━━━━━ MATERIAL SUPPLIED ━━━━━

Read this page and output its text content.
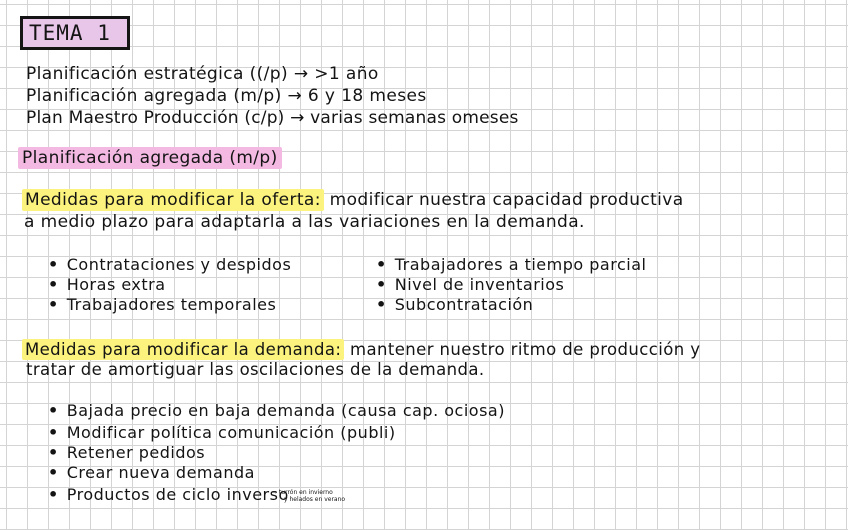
TEMA 1
Planificación estratégica ((/p) → >1 año
Planificación agregada (m/p) → 6 y 18 meses
Plan Maestro Producción (c/p) → varias semanas omeses
Planificación agregada (m/p)
Medidas para modificar la oferta: modificar nuestra capacidad productiva
a medio plazo para adaptarla a las variaciones en la demanda.
• Contrataciones y despidos
• Horas extra
• Trabajadores temporales
• Trabajadores a tiempo parcial
• Nivel de inventarios
• Subcontratación
Medidas para modificar la demanda: mantener nuestro ritmo de producción y
tratar de amortiguar las oscilaciones de la demanda.
• Bajada precio en baja demanda (causa cap. ociosa)
• Modificar política comunicación (publi)
• Retener pedidos
• Crear nueva demanda
• Productos de ciclo inverso
→ turrón en invierno
y helados en verano
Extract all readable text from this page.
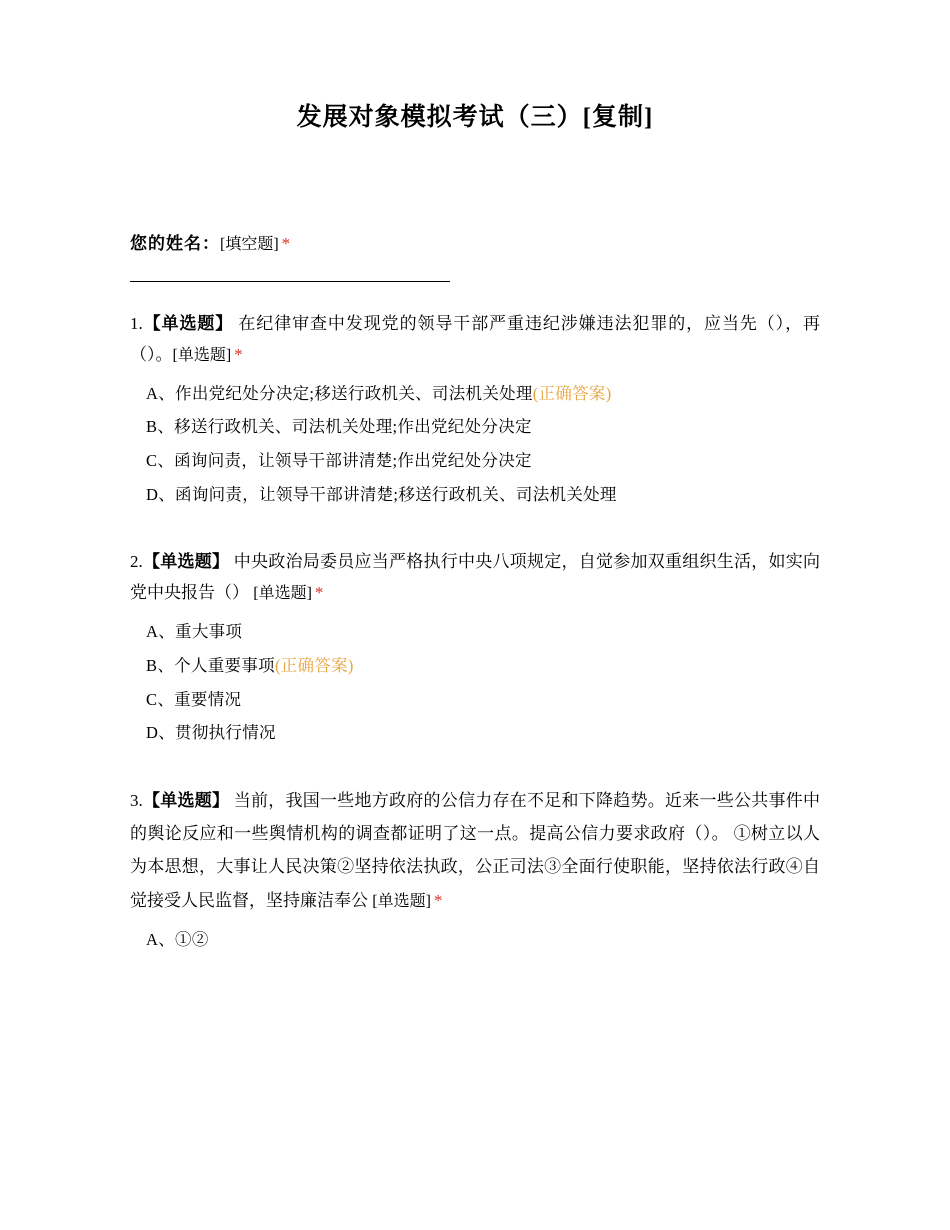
发展对象模拟考试（三）[复制]
您的姓名：[填空题] *
1.【单选题】 在纪律审查中发现党的领导干部严重违纪涉嫌违法犯罪的，应当先（），再（）。[单选题] *
A、作出党纪处分决定;移送行政机关、司法机关处理(正确答案)
B、移送行政机关、司法机关处理;作出党纪处分决定
C、函询问责，让领导干部讲清楚;作出党纪处分决定
D、函询问责，让领导干部讲清楚;移送行政机关、司法机关处理
2.【单选题】 中央政治局委员应当严格执行中央八项规定，自觉参加双重组织生活，如实向党中央报告（） [单选题] *
A、重大事项
B、个人重要事项(正确答案)
C、重要情况
D、贯彻执行情况
3.【单选题】 当前，我国一些地方政府的公信力存在不足和下降趋势。近来一些公共事件中的舆论反应和一些舆情机构的调查都证明了这一点。提高公信力要求政府（）。 ①树立以人为本思想，大事让人民决策②坚持依法执政，公正司法③全面行使职能，坚持依法行政④自觉接受人民监督，坚持廉洁奉公 [单选题] *
A、①②
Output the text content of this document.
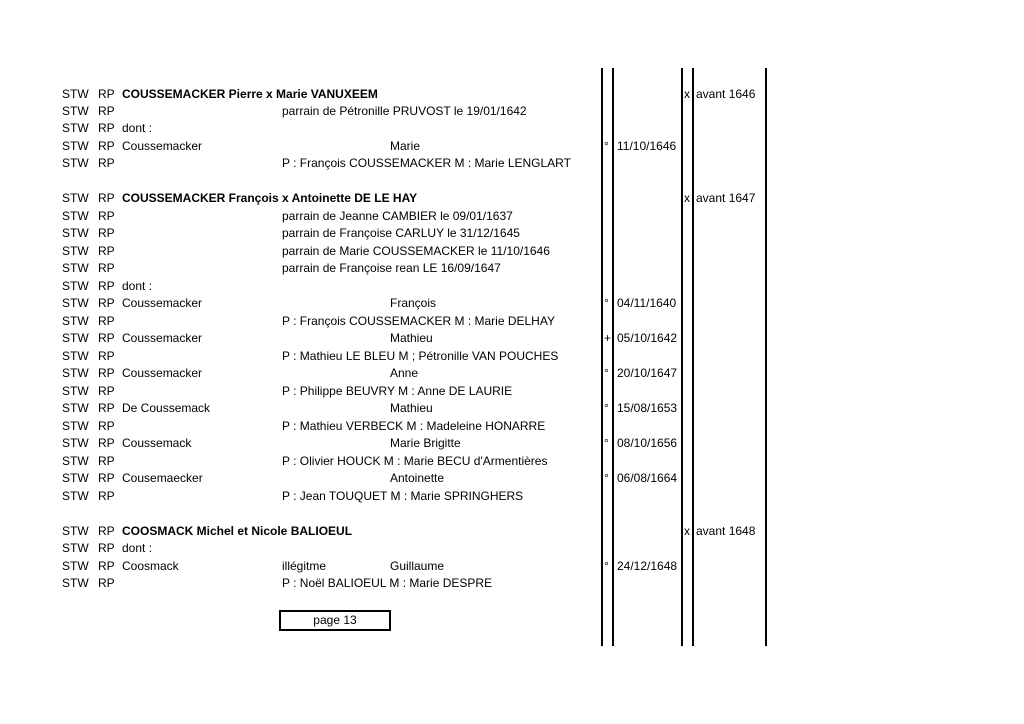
STW RP COUSSEMACKER Pierre x Marie VANUXEEM	x avant 1646
STW RP	parrain de Pétronille PRUVOST le 19/01/1642
STW RP dont :
STW RP Coussemacker	Marie	° 11/10/1646
STW RP	P : François COUSSEMACKER M : Marie LENGLART
STW RP COUSSEMACKER François x Antoinette DE LE HAY	x avant 1647
STW RP	parrain de Jeanne CAMBIER le 09/01/1637
STW RP	parrain de Françoise CARLUY le 31/12/1645
STW RP	parrain de Marie COUSSEMACKER le 11/10/1646
STW RP	parrain de Françoise rean LE 16/09/1647
STW RP dont :
STW RP Coussemacker	François	° 04/11/1640
STW RP	P : François COUSSEMACKER M : Marie DELHAY
STW RP Coussemacker	Mathieu	+ 05/10/1642
STW RP	P : Mathieu LE BLEU M ; Pétronille VAN POUCHES
STW RP Coussemacker	Anne	° 20/10/1647
STW RP	P : Philippe BEUVRY M : Anne DE LAURIE
STW RP De Coussemack	Mathieu	° 15/08/1653
STW RP	P : Mathieu VERBECK M : Madeleine HONARRE
STW RP Coussemack	Marie Brigitte	° 08/10/1656
STW RP	P : Olivier HOUCK M : Marie BECU d'Armentières
STW RP Cousemaecker	Antoinette	° 06/08/1664
STW RP	P : Jean TOUQUET M : Marie SPRINGHERS
STW RP COOSMACK Michel et Nicole BALIOEUL	x avant 1648
STW RP dont :
STW RP Coosmack	illégitme	Guillaume	° 24/12/1648
STW RP	P : Noël BALIOEUL M : Marie DESPRE
page 13
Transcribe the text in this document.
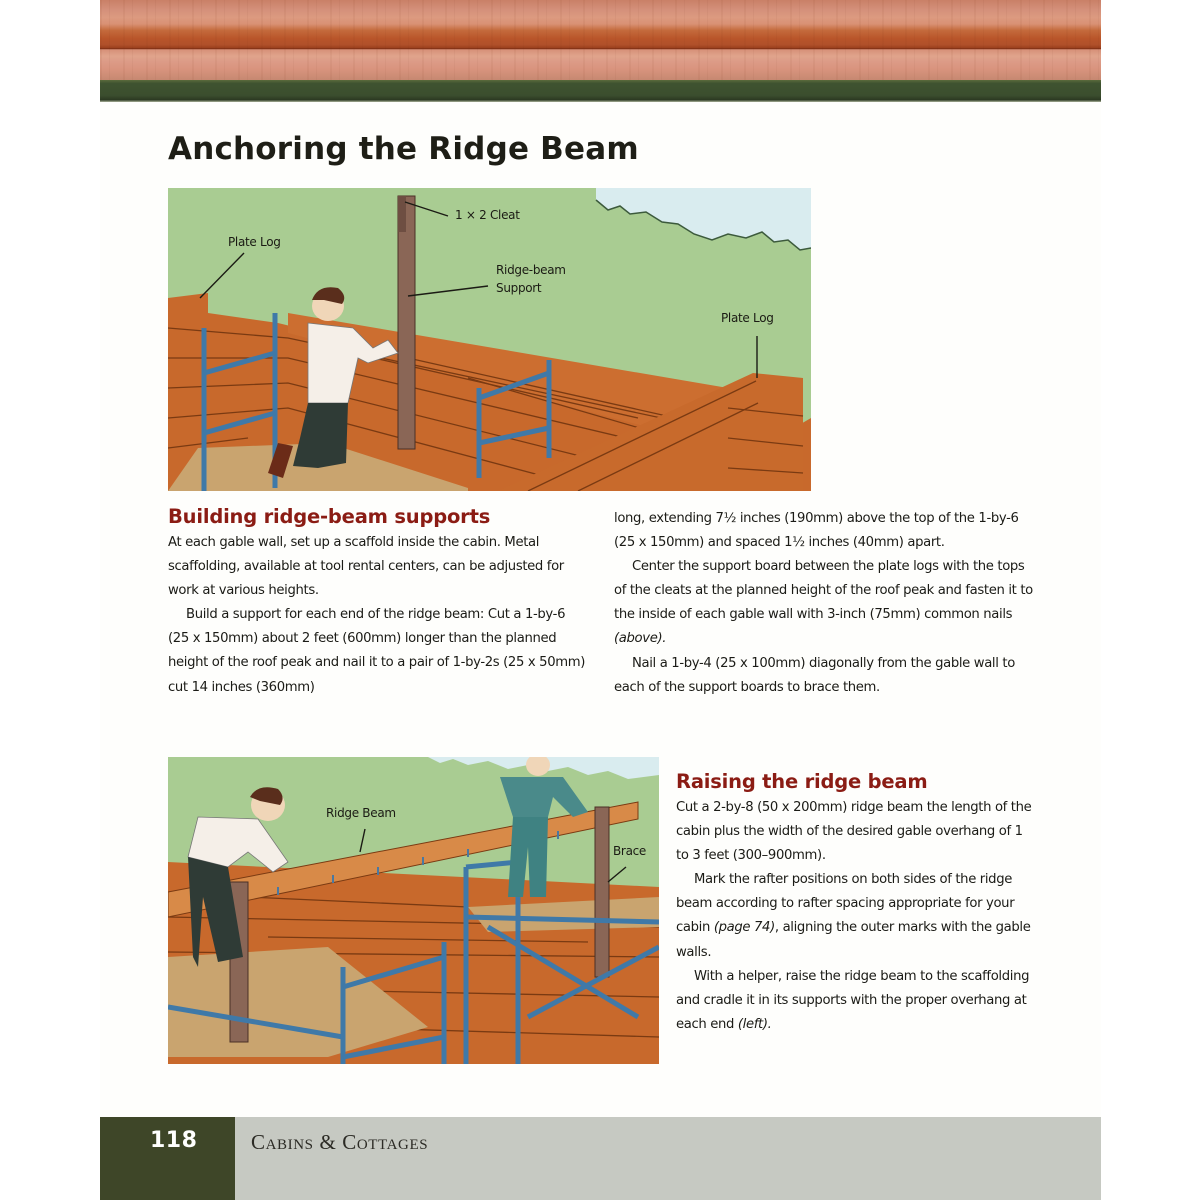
Anchoring the Ridge Beam
Plate Log
1 × 2 Cleat
Ridge-beam
Support
Plate Log
Building ridge-beam supports

At each gable wall, set up a scaffold inside the cabin. Metal scaffolding, available at tool rental centers, can be adjusted for work at various heights.

Build a support for each end of the ridge beam: Cut a 1-by-6 (25 x 150mm) about 2 feet (600mm) longer than the planned height of the roof peak and nail it to a pair of 1-by-2s (25 x 50mm) cut 14 inches (360mm)

long, extending 7½ inches (190mm) above the top of the 1-by-6 (25 x 150mm) and spaced 1½ inches (40mm) apart.

Center the support board between the plate logs with the tops of the cleats at the planned height of the roof peak and fasten it to the inside of each gable wall with 3-inch (75mm) common nails (above).

Nail a 1-by-4 (25 x 100mm) diagonally from the gable wall to each of the support boards to brace them.

Ridge Beam
Brace
Raising the ridge beam

Cut a 2-by-8 (50 x 200mm) ridge beam the length of the cabin plus the width of the desired gable overhang of 1 to 3 feet (300–900mm).

Mark the rafter positions on both sides of the ridge beam according to rafter spacing appropriate for your cabin (page 74), aligning the outer marks with the gable walls.

With a helper, raise the ridge beam to the scaffolding and cradle it in its supports with the proper overhang at each end (left).

118	Cabins & Cottages
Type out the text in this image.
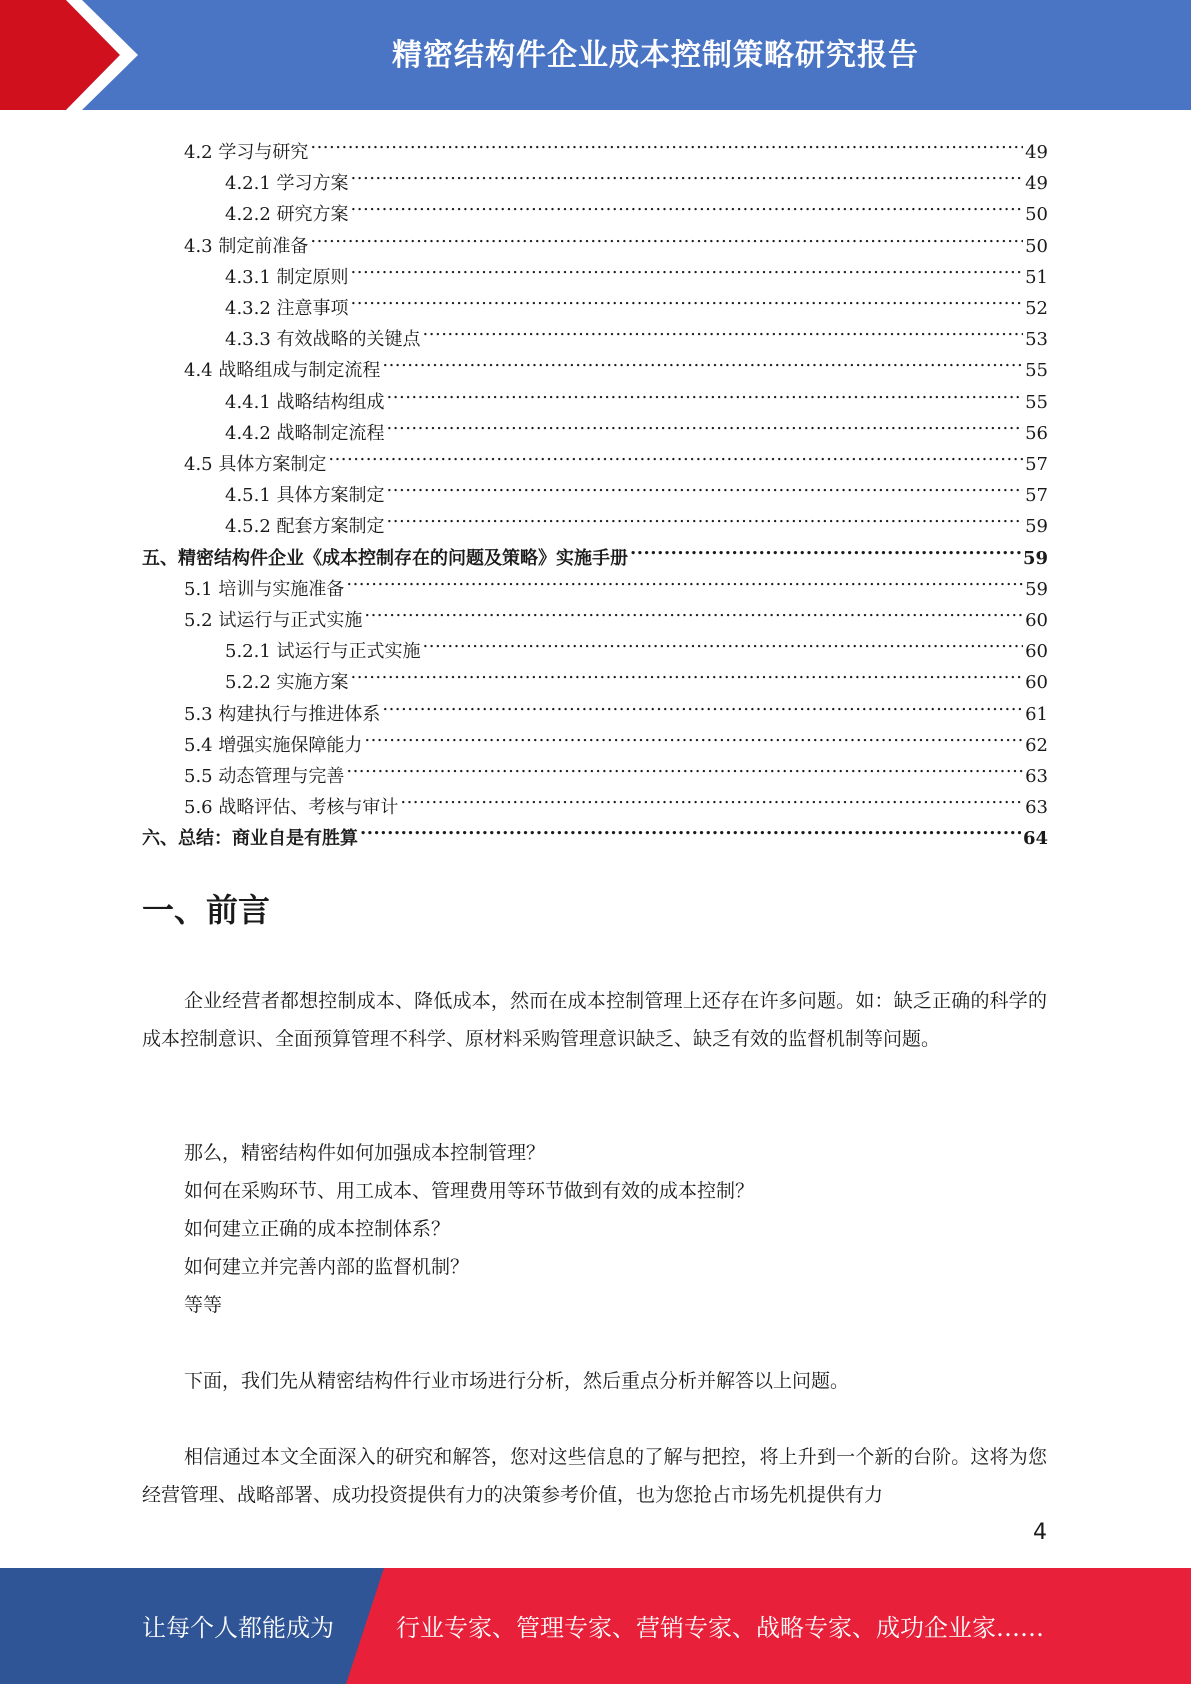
精密结构件企业成本控制策略研究报告
4.2 学习与研究 .....	49
4.2.1 学习方案 .....	49
4.2.2 研究方案 .....	50
4.3 制定前准备 .....	50
4.3.1 制定原则 .....	51
4.3.2 注意事项 .....	52
4.3.3 有效战略的关键点 .....	53
4.4 战略组成与制定流程 .....	55
4.4.1 战略结构组成 .....	55
4.4.2 战略制定流程 .....	56
4.5 具体方案制定 .....	57
4.5.1 具体方案制定 .....	57
4.5.2 配套方案制定 .....	59
五、精密结构件企业《成本控制存在的问题及策略》实施手册 .....	59
5.1 培训与实施准备 .....	59
5.2 试运行与正式实施 .....	60
5.2.1 试运行与正式实施 .....	60
5.2.2 实施方案 .....	60
5.3 构建执行与推进体系 .....	61
5.4 增强实施保障能力 .....	62
5.5 动态管理与完善 .....	63
5.6 战略评估、考核与审计 .....	63
六、总结：商业自是有胜算 .....	64
一、前言

企业经营者都想控制成本、降低成本，然而在成本控制管理上还存在许多问题。如：缺乏正确的科学的成本控制意识、全面预算管理不科学、原材料采购管理意识缺乏、缺乏有效的监督机制等问题。

那么，精密结构件如何加强成本控制管理？
如何在采购环节、用工成本、管理费用等环节做到有效的成本控制？
如何建立正确的成本控制体系？
如何建立并完善内部的监督机制？
等等

下面，我们先从精密结构件行业市场进行分析，然后重点分析并解答以上问题。

相信通过本文全面深入的研究和解答，您对这些信息的了解与把控，将上升到一个新的台阶。这将为您经营管理、战略部署、成功投资提供有力的决策参考价值，也为您抢占市场先机提供有力

4
让每个人都能成为	行业专家、管理专家、营销专家、战略专家、成功企业家……
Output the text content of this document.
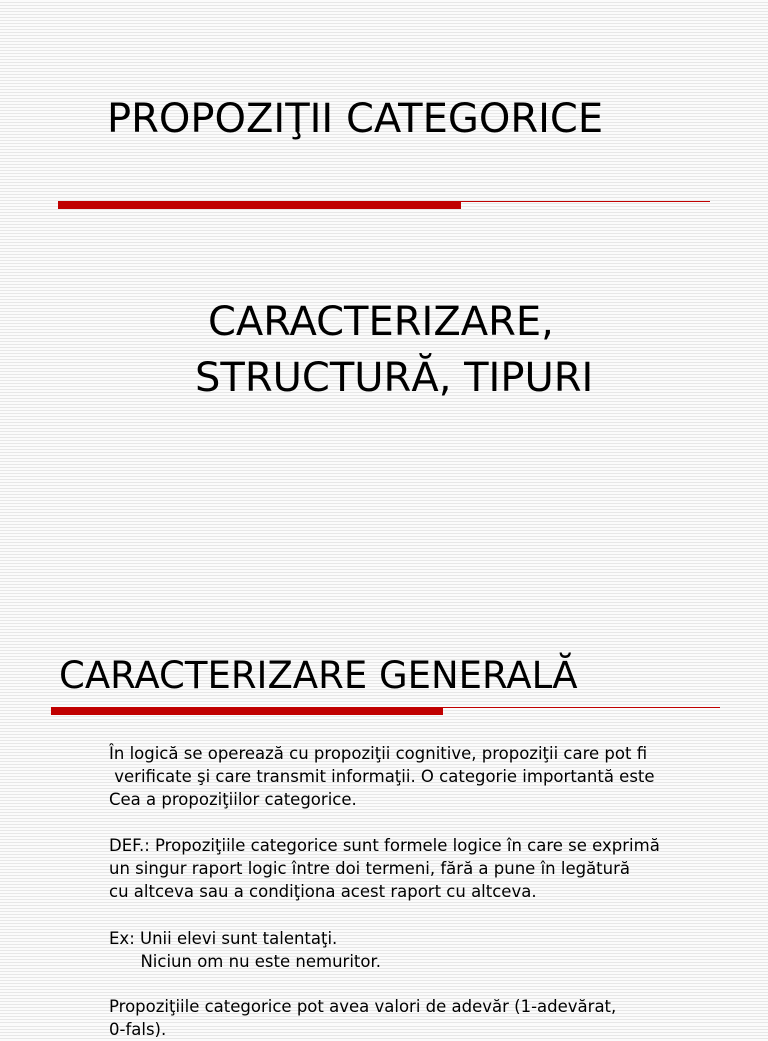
PROPOZIŢII CATEGORICE
CARACTERIZARE,
STRUCTURĂ, TIPURI
CARACTERIZARE GENERALĂ
În logică se operează cu propoziţii cognitive, propoziţii care pot fi
verificate şi care transmit informaţii. O categorie importantă este
Cea a propoziţiilor categorice.
DEF.: Propoziţiile categorice sunt formele logice în care se exprimă
un singur raport logic între doi termeni, fără a pune în legătură
cu altceva sau a condiţiona acest raport cu altceva.
Ex: Unii elevi sunt talentaţi.
Niciun om nu este nemuritor.
Propoziţiile categorice pot avea valori de adevăr (1-adevărat,
0-fals).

━━━━━

* _SET PROBLEM_: Work out how many lines of the data above hold the word "parrain", and write only the count.

* _REPLY_: 5